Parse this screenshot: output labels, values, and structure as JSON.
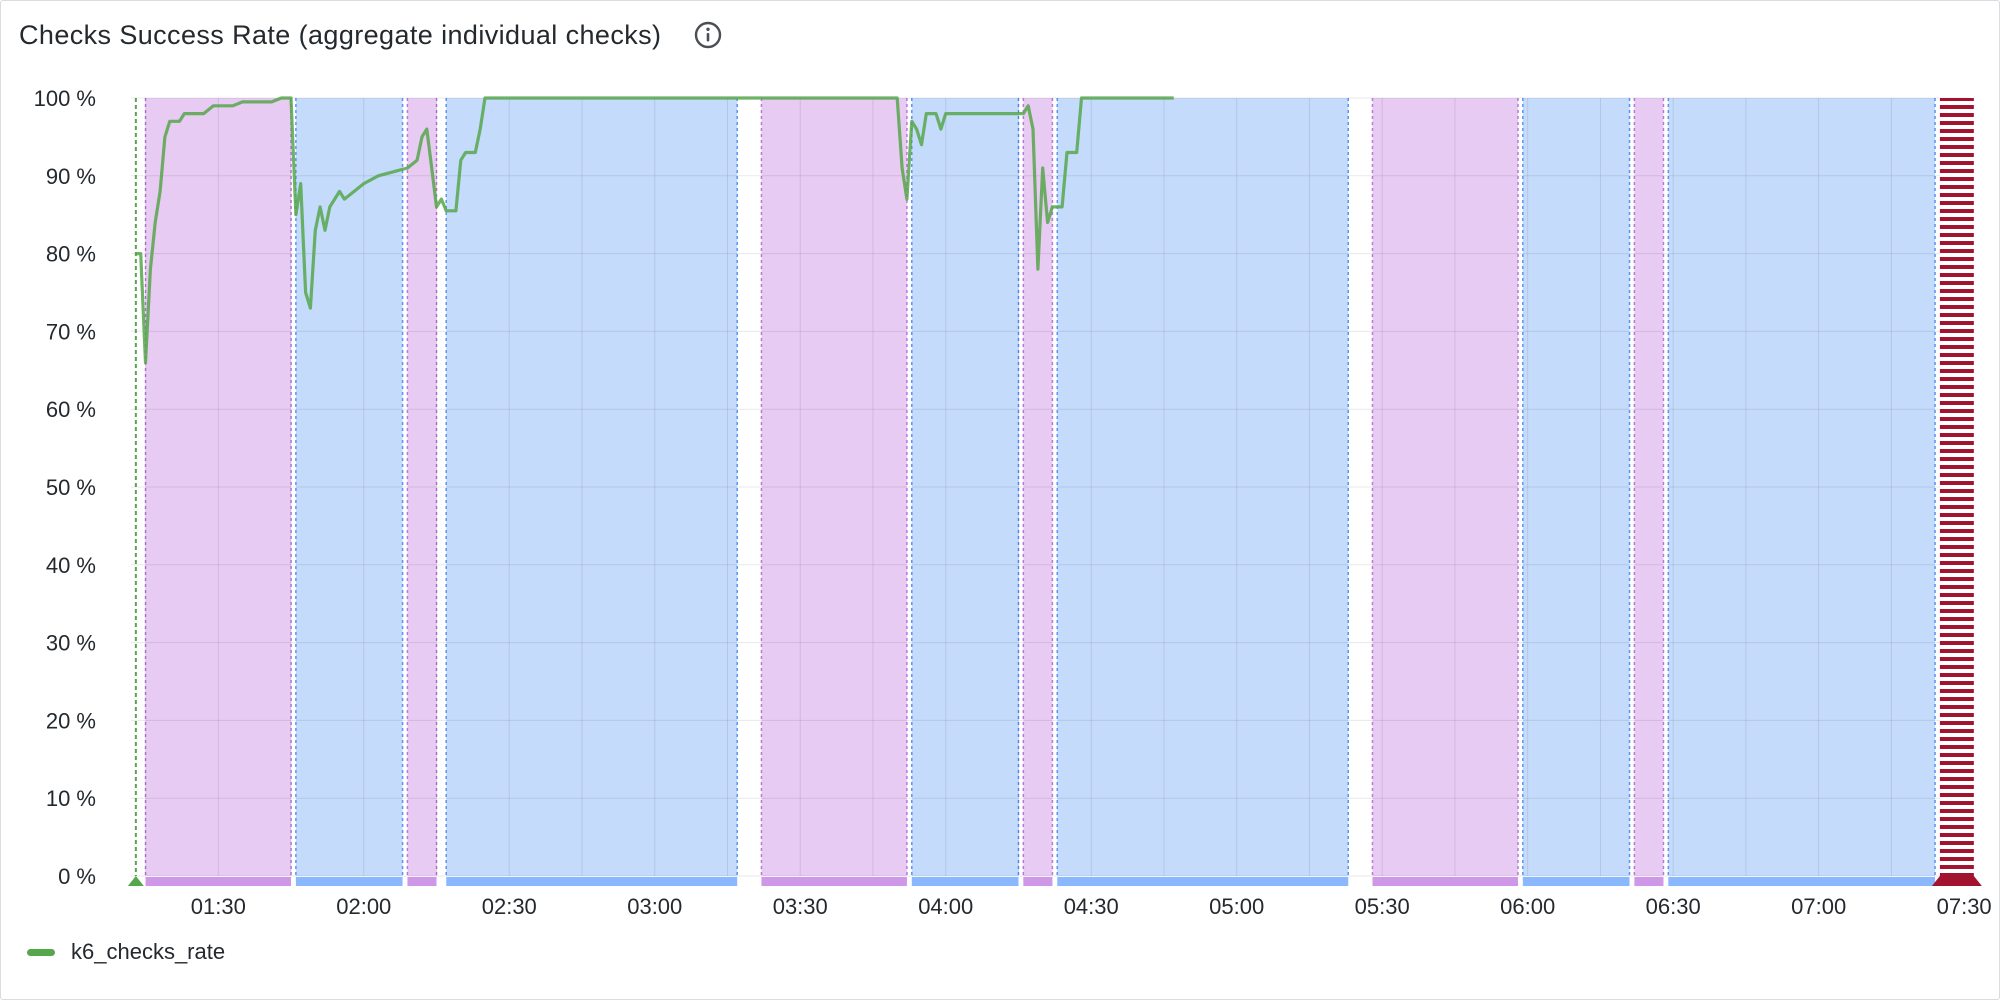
{
  "panel": {
    "title": "Checks Success Rate (aggregate individual checks)",
    "info_icon": "info-circle-icon"
  },
  "colors": {
    "series": "#56a64b",
    "series_dim": "#8f9491",
    "region_a": "#e7cbf2",
    "region_a_bar": "#cf97e7",
    "region_a_border": "#b877d9",
    "region_b": "#c5dbfb",
    "region_b_bar": "#8ab8ff",
    "region_b_border": "#5794f2",
    "start_marker": "#56a64b",
    "end_marker": "#a2132f"
  },
  "chart_data": {
    "type": "line",
    "title": "Checks Success Rate (aggregate individual checks)",
    "xlabel": "",
    "ylabel": "",
    "x_unit": "clock time (hh:mm)",
    "xlim": [
      "01:12",
      "07:31"
    ],
    "ylim": [
      0,
      100
    ],
    "y_ticks": [
      "0 %",
      "10 %",
      "20 %",
      "30 %",
      "40 %",
      "50 %",
      "60 %",
      "70 %",
      "80 %",
      "90 %",
      "100 %"
    ],
    "x_ticks": [
      "01:30",
      "02:00",
      "02:30",
      "03:00",
      "03:30",
      "04:00",
      "04:30",
      "05:00",
      "05:30",
      "06:00",
      "06:30",
      "07:00",
      "07:30"
    ],
    "grid": true,
    "legend_position": "bottom-left",
    "series": [
      {
        "name": "k6_checks_rate",
        "color": "#56a64b",
        "points": [
          [
            "01:13",
            80
          ],
          [
            "01:14",
            80
          ],
          [
            "01:15",
            66
          ],
          [
            "01:16",
            78
          ],
          [
            "01:17",
            84
          ],
          [
            "01:18",
            88
          ],
          [
            "01:19",
            95
          ],
          [
            "01:20",
            97
          ],
          [
            "01:22",
            97
          ],
          [
            "01:23",
            98
          ],
          [
            "01:27",
            98
          ],
          [
            "01:29",
            99
          ],
          [
            "01:33",
            99
          ],
          [
            "01:35",
            99.5
          ],
          [
            "01:41",
            99.5
          ],
          [
            "01:43",
            100
          ],
          [
            "01:45",
            100
          ],
          [
            "01:46",
            85
          ],
          [
            "01:47",
            89
          ],
          [
            "01:48",
            75
          ],
          [
            "01:49",
            73
          ],
          [
            "01:50",
            83
          ],
          [
            "01:51",
            86
          ],
          [
            "01:52",
            83
          ],
          [
            "01:53",
            86
          ],
          [
            "01:54",
            87
          ],
          [
            "01:55",
            88
          ],
          [
            "01:56",
            87
          ],
          [
            "01:58",
            88
          ],
          [
            "02:00",
            89
          ],
          [
            "02:03",
            90
          ],
          [
            "02:06",
            90.5
          ],
          [
            "02:09",
            91
          ],
          [
            "02:11",
            92
          ],
          [
            "02:12",
            95
          ],
          [
            "02:13",
            96
          ],
          [
            "02:14",
            91
          ],
          [
            "02:15",
            86
          ],
          [
            "02:16",
            87
          ],
          [
            "02:17",
            85.5
          ],
          [
            "02:19",
            85.5
          ],
          [
            "02:20",
            92
          ],
          [
            "02:21",
            93
          ],
          [
            "02:23",
            93
          ],
          [
            "02:24",
            96
          ],
          [
            "02:25",
            100
          ],
          [
            "03:50",
            100
          ],
          [
            "03:51",
            91
          ],
          [
            "03:52",
            87
          ],
          [
            "03:53",
            97
          ],
          [
            "03:54",
            96
          ],
          [
            "03:55",
            94
          ],
          [
            "03:56",
            98
          ],
          [
            "03:58",
            98
          ],
          [
            "03:59",
            96
          ],
          [
            "04:00",
            98
          ],
          [
            "04:16",
            98
          ],
          [
            "04:17",
            99
          ],
          [
            "04:18",
            96
          ],
          [
            "04:19",
            78
          ],
          [
            "04:20",
            91
          ],
          [
            "04:21",
            84
          ],
          [
            "04:22",
            86
          ],
          [
            "04:24",
            86
          ],
          [
            "04:25",
            93
          ],
          [
            "04:27",
            93
          ],
          [
            "04:28",
            100
          ],
          [
            "04:47",
            100
          ]
        ]
      }
    ],
    "regions": [
      {
        "from": "01:15",
        "to": "01:45",
        "kind": "a"
      },
      {
        "from": "01:46",
        "to": "02:08",
        "kind": "b"
      },
      {
        "from": "02:09",
        "to": "02:15",
        "kind": "a"
      },
      {
        "from": "02:17",
        "to": "03:17",
        "kind": "b"
      },
      {
        "from": "03:22",
        "to": "03:52",
        "kind": "a"
      },
      {
        "from": "03:53",
        "to": "04:15",
        "kind": "b"
      },
      {
        "from": "04:16",
        "to": "04:22",
        "kind": "a"
      },
      {
        "from": "04:23",
        "to": "05:23",
        "kind": "b"
      },
      {
        "from": "05:28",
        "to": "05:58",
        "kind": "a"
      },
      {
        "from": "05:59",
        "to": "06:21",
        "kind": "b"
      },
      {
        "from": "06:22",
        "to": "06:28",
        "kind": "a"
      },
      {
        "from": "06:29",
        "to": "07:24",
        "kind": "b"
      }
    ],
    "markers": [
      {
        "at": "01:13",
        "kind": "start"
      },
      {
        "at": "07:25",
        "to": "07:32",
        "kind": "end"
      }
    ]
  },
  "legend": {
    "items": [
      {
        "name": "k6_checks_rate",
        "color": "#56a64b"
      }
    ]
  }
}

+ + + + + + +

Objective:
Leaving aside the images, write out the entries above word for word.

Worked answer:
Parse this screenshot: output labels, values, and structure as JSON.
{
  "panel": {
    "title": "Checks Success Rate (aggregate individual checks)",
    "info_icon": "info-circle-icon"
  },
  "colors": {
    "series": "#56a64b",
    "series_dim": "#8f9491",
    "region_a": "#e7cbf2",
    "region_a_bar": "#cf97e7",
    "region_a_border": "#b877d9",
    "region_b": "#c5dbfb",
    "region_b_bar": "#8ab8ff",
    "region_b_border": "#5794f2",
    "start_marker": "#56a64b",
    "end_marker": "#a2132f"
  },
  "chart_data": {
    "type": "line",
    "title": "Checks Success Rate (aggregate individual checks)",
    "xlabel": "",
    "ylabel": "",
    "x_unit": "clock time (hh:mm)",
    "xlim": [
      "01:12",
      "07:31"
    ],
    "ylim": [
      0,
      100
    ],
    "y_ticks": [
      "0 %",
      "10 %",
      "20 %",
      "30 %",
      "40 %",
      "50 %",
      "60 %",
      "70 %",
      "80 %",
      "90 %",
      "100 %"
    ],
    "x_ticks": [
      "01:30",
      "02:00",
      "02:30",
      "03:00",
      "03:30",
      "04:00",
      "04:30",
      "05:00",
      "05:30",
      "06:00",
      "06:30",
      "07:00",
      "07:30"
    ],
    "grid": true,
    "legend_position": "bottom-left",
    "series": [
      {
        "name": "k6_checks_rate",
        "color": "#56a64b",
        "points": [
          [
            "01:13",
            80
          ],
          [
            "01:14",
            80
          ],
          [
            "01:15",
            66
          ],
          [
            "01:16",
            78
          ],
          [
            "01:17",
            84
          ],
          [
            "01:18",
            88
          ],
          [
            "01:19",
            95
          ],
          [
            "01:20",
            97
          ],
          [
            "01:22",
            97
          ],
          [
            "01:23",
            98
          ],
          [
            "01:27",
            98
          ],
          [
            "01:29",
            99
          ],
          [
            "01:33",
            99
          ],
          [
            "01:35",
            99.5
          ],
          [
            "01:41",
            99.5
          ],
          [
            "01:43",
            100
          ],
          [
            "01:45",
            100
          ],
          [
            "01:46",
            85
          ],
          [
            "01:47",
            89
          ],
          [
            "01:48",
            75
          ],
          [
            "01:49",
            73
          ],
          [
            "01:50",
            83
          ],
          [
            "01:51",
            86
          ],
          [
            "01:52",
            83
          ],
          [
            "01:53",
            86
          ],
          [
            "01:54",
            87
          ],
          [
            "01:55",
            88
          ],
          [
            "01:56",
            87
          ],
          [
            "01:58",
            88
          ],
          [
            "02:00",
            89
          ],
          [
            "02:03",
            90
          ],
          [
            "02:06",
            90.5
          ],
          [
            "02:09",
            91
          ],
          [
            "02:11",
            92
          ],
          [
            "02:12",
            95
          ],
          [
            "02:13",
            96
          ],
          [
            "02:14",
            91
          ],
          [
            "02:15",
            86
          ],
          [
            "02:16",
            87
          ],
          [
            "02:17",
            85.5
          ],
          [
            "02:19",
            85.5
          ],
          [
            "02:20",
            92
          ],
          [
            "02:21",
            93
          ],
          [
            "02:23",
            93
          ],
          [
            "02:24",
            96
          ],
          [
            "02:25",
            100
          ],
          [
            "03:50",
            100
          ],
          [
            "03:51",
            91
          ],
          [
            "03:52",
            87
          ],
          [
            "03:53",
            97
          ],
          [
            "03:54",
            96
          ],
          [
            "03:55",
            94
          ],
          [
            "03:56",
            98
          ],
          [
            "03:58",
            98
          ],
          [
            "03:59",
            96
          ],
          [
            "04:00",
            98
          ],
          [
            "04:16",
            98
          ],
          [
            "04:17",
            99
          ],
          [
            "04:18",
            96
          ],
          [
            "04:19",
            78
          ],
          [
            "04:20",
            91
          ],
          [
            "04:21",
            84
          ],
          [
            "04:22",
            86
          ],
          [
            "04:24",
            86
          ],
          [
            "04:25",
            93
          ],
          [
            "04:27",
            93
          ],
          [
            "04:28",
            100
          ],
          [
            "04:47",
            100
          ]
        ]
      }
    ],
    "regions": [
      {
        "from": "01:15",
        "to": "01:45",
        "kind": "a"
      },
      {
        "from": "01:46",
        "to": "02:08",
        "kind": "b"
      },
      {
        "from": "02:09",
        "to": "02:15",
        "kind": "a"
      },
      {
        "from": "02:17",
        "to": "03:17",
        "kind": "b"
      },
      {
        "from": "03:22",
        "to": "03:52",
        "kind": "a"
      },
      {
        "from": "03:53",
        "to": "04:15",
        "kind": "b"
      },
      {
        "from": "04:16",
        "to": "04:22",
        "kind": "a"
      },
      {
        "from": "04:23",
        "to": "05:23",
        "kind": "b"
      },
      {
        "from": "05:28",
        "to": "05:58",
        "kind": "a"
      },
      {
        "from": "05:59",
        "to": "06:21",
        "kind": "b"
      },
      {
        "from": "06:22",
        "to": "06:28",
        "kind": "a"
      },
      {
        "from": "06:29",
        "to": "07:24",
        "kind": "b"
      }
    ],
    "markers": [
      {
        "at": "01:13",
        "kind": "start"
      },
      {
        "at": "07:25",
        "to": "07:32",
        "kind": "end"
      }
    ]
  },
  "legend": {
    "items": [
      {
        "name": "k6_checks_rate",
        "color": "#56a64b"
      }
    ]
  }
}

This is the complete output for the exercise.